* _Quoted passage_:
NSO, for its part, is keen to boast a clean slate. It’s all business, and principled for the most part. “In the strongest possible terms,” the group claims in a statement, “we dispute today’s allegations and will vigorously fight them.” The company’s “sole purpose” was “to provide technology to licensed government intelligence and law enforcement agencies to help fight terrorism and serious crime.”
Such statements can be taken as disingenuous and daft. In seeing the licensing approval as the be-all and end-all of legitimacy, peering behind motivations and misuse is not in the firm’s interest. The supply of customers would dry up – not so much a case of buyer beware as vendor be cautious. What matters is the purchase, suitably washed, before it fulfils its sordid end.
Surveillance, in of itself, implies voyeurism, though it is often dressed up in a far more benign guise. That guise usually assumes the form of national security, safety, the well-being of the general, unsuspecting, and often apathetic citizenry. But dissidents and opposition politicians are ever the troublemakers the status quo wishes to mark, thereby becoming particular important subjects for the monitors.
NSO does its bit in a thriving global surveillance industry where it asserts a certain primacy; the state agencies in question do theirs. The company has also made various overtures claiming that it will start abiding by UN procedures established in 2011 to deal with instances where technology might breach human rights. Meek suggestions about evaluating processes of sale obliging customers to restrict the use of products to the prevention and investigation of serious crimes have also been mooted. Even the callous can be idealistic.
Such private sector vanguardism has troubled the United Nations special rapporteur of opinion and expression, David Kaye. His report in June called for an immediate moratorium on the sale, transfer and use of surveillance technology until such time human rights frameworks had been put in place. “Surveillance tools can interfere with human rights, from the right to privacy and freedom of expression to rights of association and assembly, religious belief, non-discrimination, and public participation.”

* _Directions_:
Carry on the piece about NSO and the surveillance industry, starting after its final sentence. None of the material has any part in this.

Stored entries:
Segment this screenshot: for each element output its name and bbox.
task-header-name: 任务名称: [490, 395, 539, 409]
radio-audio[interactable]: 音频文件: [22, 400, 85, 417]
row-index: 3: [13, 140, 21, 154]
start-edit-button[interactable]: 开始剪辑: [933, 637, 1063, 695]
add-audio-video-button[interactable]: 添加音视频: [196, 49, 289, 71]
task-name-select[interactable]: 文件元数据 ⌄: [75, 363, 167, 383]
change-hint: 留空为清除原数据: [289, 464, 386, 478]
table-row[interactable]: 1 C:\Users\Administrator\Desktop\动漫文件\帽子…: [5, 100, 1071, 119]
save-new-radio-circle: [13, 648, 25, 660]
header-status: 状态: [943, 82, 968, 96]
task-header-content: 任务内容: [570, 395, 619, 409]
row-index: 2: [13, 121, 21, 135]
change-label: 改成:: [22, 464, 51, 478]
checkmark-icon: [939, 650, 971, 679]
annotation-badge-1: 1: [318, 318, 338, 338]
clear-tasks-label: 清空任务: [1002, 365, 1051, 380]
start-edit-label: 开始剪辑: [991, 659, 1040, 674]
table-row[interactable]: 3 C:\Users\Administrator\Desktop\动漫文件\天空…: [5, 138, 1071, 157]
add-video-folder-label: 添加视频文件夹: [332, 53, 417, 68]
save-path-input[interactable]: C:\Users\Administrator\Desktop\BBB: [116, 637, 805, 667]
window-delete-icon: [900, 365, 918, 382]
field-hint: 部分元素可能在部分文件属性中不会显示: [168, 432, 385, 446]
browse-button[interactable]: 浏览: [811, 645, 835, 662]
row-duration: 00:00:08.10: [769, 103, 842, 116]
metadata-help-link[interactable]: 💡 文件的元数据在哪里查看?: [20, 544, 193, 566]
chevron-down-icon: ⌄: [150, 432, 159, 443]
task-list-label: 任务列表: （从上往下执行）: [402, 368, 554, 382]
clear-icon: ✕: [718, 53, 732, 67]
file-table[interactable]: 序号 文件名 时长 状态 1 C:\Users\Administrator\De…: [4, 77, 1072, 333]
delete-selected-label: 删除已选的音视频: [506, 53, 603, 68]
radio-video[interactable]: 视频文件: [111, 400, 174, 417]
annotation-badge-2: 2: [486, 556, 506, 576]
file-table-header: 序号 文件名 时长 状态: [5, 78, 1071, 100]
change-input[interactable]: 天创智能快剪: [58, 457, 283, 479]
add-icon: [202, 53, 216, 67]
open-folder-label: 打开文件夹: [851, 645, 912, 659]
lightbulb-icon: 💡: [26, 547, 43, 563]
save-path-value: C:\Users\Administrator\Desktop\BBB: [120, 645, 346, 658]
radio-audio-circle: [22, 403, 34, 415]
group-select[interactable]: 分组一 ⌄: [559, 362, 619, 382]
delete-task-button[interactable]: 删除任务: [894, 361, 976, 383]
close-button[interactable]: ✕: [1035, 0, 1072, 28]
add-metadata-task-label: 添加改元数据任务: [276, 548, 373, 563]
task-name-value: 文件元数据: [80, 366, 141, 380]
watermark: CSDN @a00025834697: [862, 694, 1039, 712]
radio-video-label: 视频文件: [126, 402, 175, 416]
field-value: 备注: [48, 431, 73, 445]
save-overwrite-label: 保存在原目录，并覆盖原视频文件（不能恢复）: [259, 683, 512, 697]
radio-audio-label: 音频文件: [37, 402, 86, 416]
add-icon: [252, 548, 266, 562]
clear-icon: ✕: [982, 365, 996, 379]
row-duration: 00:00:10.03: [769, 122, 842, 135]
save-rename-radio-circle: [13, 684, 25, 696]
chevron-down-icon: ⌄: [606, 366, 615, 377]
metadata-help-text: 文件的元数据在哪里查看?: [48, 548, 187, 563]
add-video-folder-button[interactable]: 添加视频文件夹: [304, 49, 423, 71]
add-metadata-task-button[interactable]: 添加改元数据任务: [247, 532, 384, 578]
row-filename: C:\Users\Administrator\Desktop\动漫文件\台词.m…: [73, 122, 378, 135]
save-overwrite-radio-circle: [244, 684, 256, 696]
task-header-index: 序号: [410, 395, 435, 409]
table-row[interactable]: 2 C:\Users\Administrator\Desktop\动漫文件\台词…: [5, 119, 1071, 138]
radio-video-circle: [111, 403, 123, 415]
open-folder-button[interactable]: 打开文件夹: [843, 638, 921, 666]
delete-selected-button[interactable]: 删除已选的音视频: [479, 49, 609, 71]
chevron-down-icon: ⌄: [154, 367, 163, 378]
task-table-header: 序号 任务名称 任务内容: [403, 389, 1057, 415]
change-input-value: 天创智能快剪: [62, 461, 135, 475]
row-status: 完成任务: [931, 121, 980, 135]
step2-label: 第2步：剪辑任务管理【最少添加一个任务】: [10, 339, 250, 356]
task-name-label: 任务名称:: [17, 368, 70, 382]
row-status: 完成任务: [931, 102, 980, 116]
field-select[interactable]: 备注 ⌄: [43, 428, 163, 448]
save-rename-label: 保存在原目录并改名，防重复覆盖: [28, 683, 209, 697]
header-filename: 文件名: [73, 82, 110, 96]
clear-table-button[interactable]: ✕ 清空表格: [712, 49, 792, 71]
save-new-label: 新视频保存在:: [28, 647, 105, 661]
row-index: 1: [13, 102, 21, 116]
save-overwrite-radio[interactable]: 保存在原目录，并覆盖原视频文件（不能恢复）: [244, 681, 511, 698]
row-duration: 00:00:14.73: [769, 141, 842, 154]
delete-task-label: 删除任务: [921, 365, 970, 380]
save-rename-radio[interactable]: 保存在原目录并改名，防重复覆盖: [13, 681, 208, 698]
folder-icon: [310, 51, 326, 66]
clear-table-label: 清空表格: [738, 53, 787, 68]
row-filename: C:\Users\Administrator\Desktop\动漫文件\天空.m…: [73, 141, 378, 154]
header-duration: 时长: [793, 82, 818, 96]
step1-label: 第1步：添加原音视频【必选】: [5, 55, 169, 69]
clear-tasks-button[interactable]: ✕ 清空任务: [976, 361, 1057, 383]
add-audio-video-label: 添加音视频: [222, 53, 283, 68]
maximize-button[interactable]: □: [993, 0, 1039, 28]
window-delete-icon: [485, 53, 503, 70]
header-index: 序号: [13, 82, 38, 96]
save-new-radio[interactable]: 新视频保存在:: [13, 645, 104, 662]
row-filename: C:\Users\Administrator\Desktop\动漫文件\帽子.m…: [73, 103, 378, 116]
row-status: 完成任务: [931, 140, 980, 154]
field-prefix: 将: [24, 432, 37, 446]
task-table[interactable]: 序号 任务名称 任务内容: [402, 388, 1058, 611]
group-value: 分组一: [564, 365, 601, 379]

* _Answer to this task_:
Danna Ingleton, deputy director of Amnesty Tech, suggests a simple, if imperfect solution to the problem. “The safest way to stop NSO’s spyware products reaching governments who plan to misuse them is to revoke the company’s export license.” But which government officials ever express a desire to officially misuse such products? The proof lies in the conduct.
On November 7, Tel Aviv’s District Court is scheduled to hear a case against NSO Group, arguing that Israel’s Ministry of Defence should reconsider the company’s export license. The action is being mounted by some 30 members and supporters of Amnesty International Israel and has the backing of the New York University School of Law’s Bernstein Institute for Human Rights and Global Justice Clinic.
Unfortunately, such reasoning does not go far enough. If you want to deal with such digital merchants of endangering surveillance, best prohibit their manufacture altogether. Ban and scrap them. Impose, not just moratoriums but injunctions. There are no good or bad governments in this business; there are only governments who share one common purpose: the ultimate erosion of encryption that protects privacy from the often nasty intrusions of the State.